§ EXCERPT:
%%

That is frequently how the word content is used in the context of web development. You might have heard of a CMS or content management system. It's not the same as someone using the word content like social media "content creator".

insin•8mo ago
Former Gatsby users know where they were on the day they freed themselves from that flaky image processing pipeline piped through GraphQL (they were at their computer).

There's no evidence for this, but it's a scientific fact that Astro has five 9s... in its net promoter score.

swyx•8mo ago
fellow gatsby refugee here but i'd be fair to gatsby that i dont think the flakiness of the image processing is gatsby's fault, it's `sharp`, its just a very cpu heavy workload and for large sites it's gonna choke. graphql had nothing to do with this one
pier25•8mo ago
Astro is great.

It became my default SSG a couple of years ago and now I'm seriously considering using it for apps too. Anyone has experience with that?

I'm thinking I could just use Astro for rendering the HTML with islands but still use a non-JS backend.

%%

§ DATASET ENTRIES:
%%

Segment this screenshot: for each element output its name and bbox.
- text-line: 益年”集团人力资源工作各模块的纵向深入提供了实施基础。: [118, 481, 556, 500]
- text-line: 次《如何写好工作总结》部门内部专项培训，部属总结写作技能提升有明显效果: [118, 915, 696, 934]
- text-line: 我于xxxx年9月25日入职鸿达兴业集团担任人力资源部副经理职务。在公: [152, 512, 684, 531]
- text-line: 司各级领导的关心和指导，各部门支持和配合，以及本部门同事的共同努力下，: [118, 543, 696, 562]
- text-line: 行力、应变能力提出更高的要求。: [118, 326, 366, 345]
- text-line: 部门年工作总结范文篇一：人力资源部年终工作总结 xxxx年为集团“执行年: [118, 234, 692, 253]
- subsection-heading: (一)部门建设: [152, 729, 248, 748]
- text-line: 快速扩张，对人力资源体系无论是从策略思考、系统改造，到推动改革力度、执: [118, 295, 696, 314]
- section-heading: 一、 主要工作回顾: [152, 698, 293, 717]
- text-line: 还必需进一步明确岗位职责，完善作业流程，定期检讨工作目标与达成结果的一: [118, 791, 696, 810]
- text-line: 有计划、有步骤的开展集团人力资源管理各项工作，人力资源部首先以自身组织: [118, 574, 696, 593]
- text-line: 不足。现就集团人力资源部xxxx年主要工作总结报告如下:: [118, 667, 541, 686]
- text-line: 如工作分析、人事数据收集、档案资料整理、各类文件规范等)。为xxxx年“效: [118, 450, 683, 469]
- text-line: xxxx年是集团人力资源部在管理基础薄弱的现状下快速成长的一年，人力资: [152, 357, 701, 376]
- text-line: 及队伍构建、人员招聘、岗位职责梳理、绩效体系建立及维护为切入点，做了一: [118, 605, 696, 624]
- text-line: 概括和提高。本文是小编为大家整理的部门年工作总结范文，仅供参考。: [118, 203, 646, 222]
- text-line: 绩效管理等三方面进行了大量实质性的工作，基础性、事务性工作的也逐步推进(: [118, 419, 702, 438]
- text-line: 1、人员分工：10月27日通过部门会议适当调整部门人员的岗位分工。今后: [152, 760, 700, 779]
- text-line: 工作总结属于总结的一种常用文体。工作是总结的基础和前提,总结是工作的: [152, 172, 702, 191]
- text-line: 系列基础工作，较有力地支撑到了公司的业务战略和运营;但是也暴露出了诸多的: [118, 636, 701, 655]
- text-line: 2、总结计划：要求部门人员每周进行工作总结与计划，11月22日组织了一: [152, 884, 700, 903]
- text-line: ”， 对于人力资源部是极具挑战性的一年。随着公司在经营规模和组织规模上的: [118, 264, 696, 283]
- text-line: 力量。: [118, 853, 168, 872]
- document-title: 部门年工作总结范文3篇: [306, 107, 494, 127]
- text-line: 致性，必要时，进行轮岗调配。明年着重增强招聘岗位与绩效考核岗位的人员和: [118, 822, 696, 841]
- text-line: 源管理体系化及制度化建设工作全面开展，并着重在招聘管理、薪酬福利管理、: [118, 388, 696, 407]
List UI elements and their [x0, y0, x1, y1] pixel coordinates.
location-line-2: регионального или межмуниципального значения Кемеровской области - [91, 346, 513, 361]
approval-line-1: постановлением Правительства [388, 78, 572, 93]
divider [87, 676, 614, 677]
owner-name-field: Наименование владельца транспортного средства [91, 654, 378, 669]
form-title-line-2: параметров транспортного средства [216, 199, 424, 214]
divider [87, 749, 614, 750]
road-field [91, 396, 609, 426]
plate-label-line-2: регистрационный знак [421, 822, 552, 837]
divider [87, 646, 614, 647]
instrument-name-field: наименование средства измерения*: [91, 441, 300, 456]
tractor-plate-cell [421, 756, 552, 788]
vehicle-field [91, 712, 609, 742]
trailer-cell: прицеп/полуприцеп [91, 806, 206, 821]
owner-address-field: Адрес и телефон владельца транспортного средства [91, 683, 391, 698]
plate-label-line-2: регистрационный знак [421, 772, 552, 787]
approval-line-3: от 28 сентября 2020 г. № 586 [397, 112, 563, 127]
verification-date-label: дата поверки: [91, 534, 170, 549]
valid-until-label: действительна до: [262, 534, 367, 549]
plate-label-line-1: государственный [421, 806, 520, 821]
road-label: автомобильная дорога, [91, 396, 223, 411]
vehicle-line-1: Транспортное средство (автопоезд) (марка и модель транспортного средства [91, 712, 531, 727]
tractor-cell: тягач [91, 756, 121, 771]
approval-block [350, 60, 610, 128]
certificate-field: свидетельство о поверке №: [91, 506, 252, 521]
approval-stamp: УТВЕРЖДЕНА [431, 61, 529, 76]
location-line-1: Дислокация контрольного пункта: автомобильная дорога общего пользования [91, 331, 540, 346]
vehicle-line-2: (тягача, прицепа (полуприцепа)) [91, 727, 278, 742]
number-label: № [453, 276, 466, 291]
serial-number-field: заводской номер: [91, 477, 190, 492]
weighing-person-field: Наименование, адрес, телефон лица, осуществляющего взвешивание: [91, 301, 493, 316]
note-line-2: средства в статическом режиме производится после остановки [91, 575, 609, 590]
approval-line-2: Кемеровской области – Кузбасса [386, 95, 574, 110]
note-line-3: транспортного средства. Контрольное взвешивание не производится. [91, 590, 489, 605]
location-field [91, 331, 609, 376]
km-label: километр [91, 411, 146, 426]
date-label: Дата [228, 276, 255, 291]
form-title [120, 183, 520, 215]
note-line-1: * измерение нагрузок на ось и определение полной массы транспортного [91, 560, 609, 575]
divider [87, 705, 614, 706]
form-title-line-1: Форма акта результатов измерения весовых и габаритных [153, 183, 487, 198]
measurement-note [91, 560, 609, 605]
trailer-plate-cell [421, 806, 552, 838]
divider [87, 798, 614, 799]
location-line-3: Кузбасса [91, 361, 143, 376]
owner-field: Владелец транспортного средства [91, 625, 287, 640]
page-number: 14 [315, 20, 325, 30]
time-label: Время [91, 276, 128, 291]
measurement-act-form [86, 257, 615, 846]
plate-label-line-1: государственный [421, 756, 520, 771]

%%

§ TRY IT:
In the discussion of Astro and Gatsby, what does swyx say is actually responsible for the flaky image processing?

§ SOLUTION TO THIS TASK:
swyx blames `sharp`, because image processing is a very CPU-heavy workload that chokes on large sites, not Gatsby or GraphQL.